Transcribe the full listing exactly, and drop every picture.
= = =
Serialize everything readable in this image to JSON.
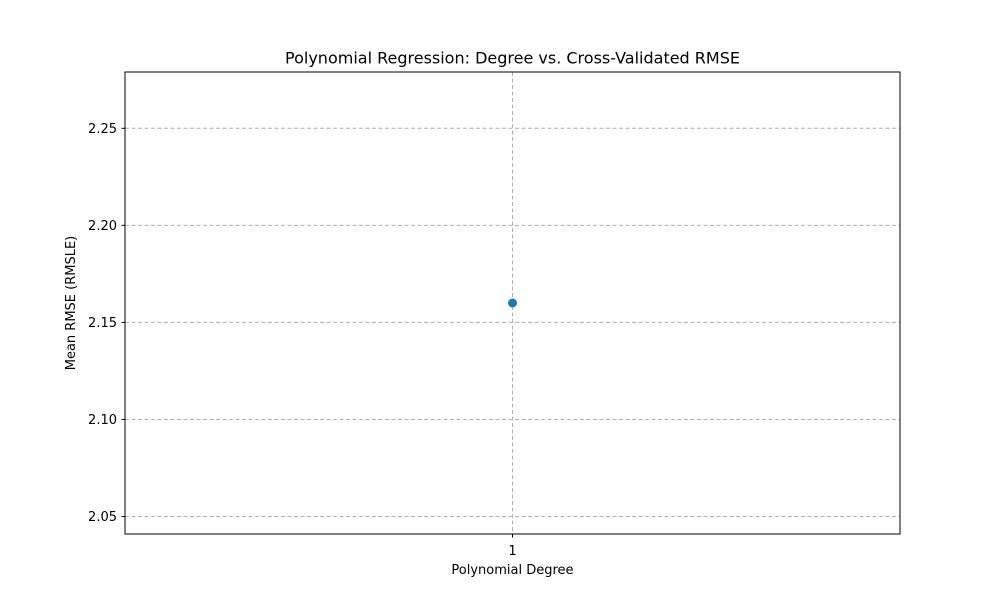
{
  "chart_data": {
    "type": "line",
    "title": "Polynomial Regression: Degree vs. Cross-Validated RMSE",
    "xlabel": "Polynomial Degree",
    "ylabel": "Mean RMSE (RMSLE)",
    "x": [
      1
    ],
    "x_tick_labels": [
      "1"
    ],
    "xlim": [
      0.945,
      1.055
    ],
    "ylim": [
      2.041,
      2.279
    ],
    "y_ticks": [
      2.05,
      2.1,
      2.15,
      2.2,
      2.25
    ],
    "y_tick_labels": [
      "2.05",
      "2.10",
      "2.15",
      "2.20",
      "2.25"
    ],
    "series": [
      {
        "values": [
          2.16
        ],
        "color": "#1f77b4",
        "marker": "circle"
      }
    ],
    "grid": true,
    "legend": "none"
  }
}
= = =
▶ _TASK RESULT_
Serialize everything readable in this image to JSON.
{
  "chart_data": {
    "type": "line",
    "title": "Polynomial Regression: Degree vs. Cross-Validated RMSE",
    "xlabel": "Polynomial Degree",
    "ylabel": "Mean RMSE (RMSLE)",
    "x": [
      1
    ],
    "x_tick_labels": [
      "1"
    ],
    "xlim": [
      0.945,
      1.055
    ],
    "ylim": [
      2.041,
      2.279
    ],
    "y_ticks": [
      2.05,
      2.1,
      2.15,
      2.2,
      2.25
    ],
    "y_tick_labels": [
      "2.05",
      "2.10",
      "2.15",
      "2.20",
      "2.25"
    ],
    "series": [
      {
        "values": [
          2.16
        ],
        "color": "#1f77b4",
        "marker": "circle"
      }
    ],
    "grid": true,
    "legend": "none"
  }
}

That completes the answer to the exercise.